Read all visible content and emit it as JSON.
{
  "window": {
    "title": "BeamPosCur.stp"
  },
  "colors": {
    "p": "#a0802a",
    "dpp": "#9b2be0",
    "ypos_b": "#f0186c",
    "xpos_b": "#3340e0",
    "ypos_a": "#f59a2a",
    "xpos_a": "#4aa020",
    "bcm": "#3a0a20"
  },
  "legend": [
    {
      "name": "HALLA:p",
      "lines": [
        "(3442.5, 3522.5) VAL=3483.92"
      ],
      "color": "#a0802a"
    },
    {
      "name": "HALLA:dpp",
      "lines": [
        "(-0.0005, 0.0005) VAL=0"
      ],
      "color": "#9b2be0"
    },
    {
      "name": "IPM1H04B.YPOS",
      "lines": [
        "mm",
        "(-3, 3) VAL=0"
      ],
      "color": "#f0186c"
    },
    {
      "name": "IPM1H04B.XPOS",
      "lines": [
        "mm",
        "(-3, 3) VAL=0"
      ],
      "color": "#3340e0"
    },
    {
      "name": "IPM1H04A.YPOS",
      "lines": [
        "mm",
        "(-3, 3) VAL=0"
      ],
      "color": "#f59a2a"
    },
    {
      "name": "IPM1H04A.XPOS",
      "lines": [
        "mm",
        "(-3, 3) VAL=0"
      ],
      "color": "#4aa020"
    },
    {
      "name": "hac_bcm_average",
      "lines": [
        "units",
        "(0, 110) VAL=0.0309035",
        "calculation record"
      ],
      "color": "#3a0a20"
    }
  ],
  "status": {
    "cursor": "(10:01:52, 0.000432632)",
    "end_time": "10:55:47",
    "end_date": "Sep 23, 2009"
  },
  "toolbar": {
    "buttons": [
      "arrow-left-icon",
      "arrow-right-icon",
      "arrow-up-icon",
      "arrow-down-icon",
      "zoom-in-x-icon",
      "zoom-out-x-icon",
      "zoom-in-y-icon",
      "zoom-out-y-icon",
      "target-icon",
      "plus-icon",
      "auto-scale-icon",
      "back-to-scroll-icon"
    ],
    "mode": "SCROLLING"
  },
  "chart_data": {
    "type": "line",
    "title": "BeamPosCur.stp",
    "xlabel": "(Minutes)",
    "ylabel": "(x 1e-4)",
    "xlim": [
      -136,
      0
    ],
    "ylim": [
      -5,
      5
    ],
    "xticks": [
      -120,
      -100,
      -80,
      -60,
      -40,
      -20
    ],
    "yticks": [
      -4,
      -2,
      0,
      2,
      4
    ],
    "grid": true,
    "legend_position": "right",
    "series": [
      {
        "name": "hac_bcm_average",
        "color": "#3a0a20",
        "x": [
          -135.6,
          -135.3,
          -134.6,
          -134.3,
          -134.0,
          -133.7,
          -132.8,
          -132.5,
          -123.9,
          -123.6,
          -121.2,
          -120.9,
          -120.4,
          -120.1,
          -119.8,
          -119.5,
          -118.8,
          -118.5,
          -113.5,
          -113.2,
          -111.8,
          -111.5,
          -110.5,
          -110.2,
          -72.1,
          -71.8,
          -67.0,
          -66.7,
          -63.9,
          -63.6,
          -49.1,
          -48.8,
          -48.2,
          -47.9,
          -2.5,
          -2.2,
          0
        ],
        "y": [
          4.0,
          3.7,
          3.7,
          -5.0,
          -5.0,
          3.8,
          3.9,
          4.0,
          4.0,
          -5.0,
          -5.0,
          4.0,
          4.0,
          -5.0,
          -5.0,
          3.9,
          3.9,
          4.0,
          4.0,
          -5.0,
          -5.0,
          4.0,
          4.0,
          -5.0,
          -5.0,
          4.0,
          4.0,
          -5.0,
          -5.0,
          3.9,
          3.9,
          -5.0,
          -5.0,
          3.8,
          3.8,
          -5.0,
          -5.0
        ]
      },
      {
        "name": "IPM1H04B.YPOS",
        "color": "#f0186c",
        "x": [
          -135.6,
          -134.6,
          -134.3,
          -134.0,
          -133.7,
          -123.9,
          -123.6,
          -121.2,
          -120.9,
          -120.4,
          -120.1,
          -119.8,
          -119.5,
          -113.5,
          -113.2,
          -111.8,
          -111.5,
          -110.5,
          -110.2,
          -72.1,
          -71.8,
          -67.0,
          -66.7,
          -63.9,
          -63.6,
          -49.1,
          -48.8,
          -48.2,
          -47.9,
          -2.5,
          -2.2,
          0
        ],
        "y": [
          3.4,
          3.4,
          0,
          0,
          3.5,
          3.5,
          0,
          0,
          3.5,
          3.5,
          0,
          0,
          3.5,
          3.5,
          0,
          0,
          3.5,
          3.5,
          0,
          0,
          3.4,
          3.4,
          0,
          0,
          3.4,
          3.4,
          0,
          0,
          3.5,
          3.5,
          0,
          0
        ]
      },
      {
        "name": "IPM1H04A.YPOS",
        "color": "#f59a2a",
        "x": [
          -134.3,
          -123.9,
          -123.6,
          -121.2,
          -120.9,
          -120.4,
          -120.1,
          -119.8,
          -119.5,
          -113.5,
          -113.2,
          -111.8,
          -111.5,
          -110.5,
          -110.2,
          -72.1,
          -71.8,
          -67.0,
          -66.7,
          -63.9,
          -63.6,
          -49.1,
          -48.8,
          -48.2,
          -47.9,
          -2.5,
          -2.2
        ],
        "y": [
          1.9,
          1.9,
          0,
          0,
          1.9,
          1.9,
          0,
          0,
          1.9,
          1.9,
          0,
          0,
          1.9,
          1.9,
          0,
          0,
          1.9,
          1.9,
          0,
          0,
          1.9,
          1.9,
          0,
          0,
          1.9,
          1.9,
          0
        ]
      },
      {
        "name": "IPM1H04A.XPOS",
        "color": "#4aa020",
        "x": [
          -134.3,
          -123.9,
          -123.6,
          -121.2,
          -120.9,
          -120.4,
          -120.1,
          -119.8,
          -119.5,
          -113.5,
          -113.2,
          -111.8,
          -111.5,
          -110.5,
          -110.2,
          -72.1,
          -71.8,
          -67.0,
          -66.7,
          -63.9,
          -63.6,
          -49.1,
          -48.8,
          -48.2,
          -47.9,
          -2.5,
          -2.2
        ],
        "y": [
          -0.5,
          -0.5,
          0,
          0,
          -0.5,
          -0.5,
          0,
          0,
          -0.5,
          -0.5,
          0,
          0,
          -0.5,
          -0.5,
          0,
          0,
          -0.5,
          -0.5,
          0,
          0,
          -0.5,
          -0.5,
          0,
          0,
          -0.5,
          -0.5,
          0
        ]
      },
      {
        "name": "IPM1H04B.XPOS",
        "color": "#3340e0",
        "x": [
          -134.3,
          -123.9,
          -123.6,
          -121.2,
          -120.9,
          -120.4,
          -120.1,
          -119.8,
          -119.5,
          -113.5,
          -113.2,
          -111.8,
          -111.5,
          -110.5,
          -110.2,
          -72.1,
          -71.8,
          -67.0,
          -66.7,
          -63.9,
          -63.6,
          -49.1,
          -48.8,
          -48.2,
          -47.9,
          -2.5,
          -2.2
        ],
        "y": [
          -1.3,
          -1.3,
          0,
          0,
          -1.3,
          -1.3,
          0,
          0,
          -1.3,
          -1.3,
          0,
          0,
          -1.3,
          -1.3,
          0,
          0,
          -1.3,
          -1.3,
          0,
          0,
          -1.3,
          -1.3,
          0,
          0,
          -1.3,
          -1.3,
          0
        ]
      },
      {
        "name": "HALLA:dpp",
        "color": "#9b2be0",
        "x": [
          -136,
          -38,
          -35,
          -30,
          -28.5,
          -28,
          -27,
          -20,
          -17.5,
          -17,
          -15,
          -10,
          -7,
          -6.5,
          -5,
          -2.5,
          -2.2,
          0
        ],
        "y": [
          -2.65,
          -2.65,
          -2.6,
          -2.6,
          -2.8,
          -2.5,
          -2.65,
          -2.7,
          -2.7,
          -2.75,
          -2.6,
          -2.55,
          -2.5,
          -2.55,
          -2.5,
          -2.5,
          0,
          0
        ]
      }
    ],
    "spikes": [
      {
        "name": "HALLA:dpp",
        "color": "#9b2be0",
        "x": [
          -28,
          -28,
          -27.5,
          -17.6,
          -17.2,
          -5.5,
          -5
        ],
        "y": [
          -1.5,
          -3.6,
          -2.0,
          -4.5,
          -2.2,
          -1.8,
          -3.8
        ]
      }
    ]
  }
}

*-*-*

## Work required
Wherever "arrow" shows up in a line, copy that line.

## Task answer
      "arrow-left-icon",
      "arrow-right-icon",
      "arrow-up-icon",
      "arrow-down-icon",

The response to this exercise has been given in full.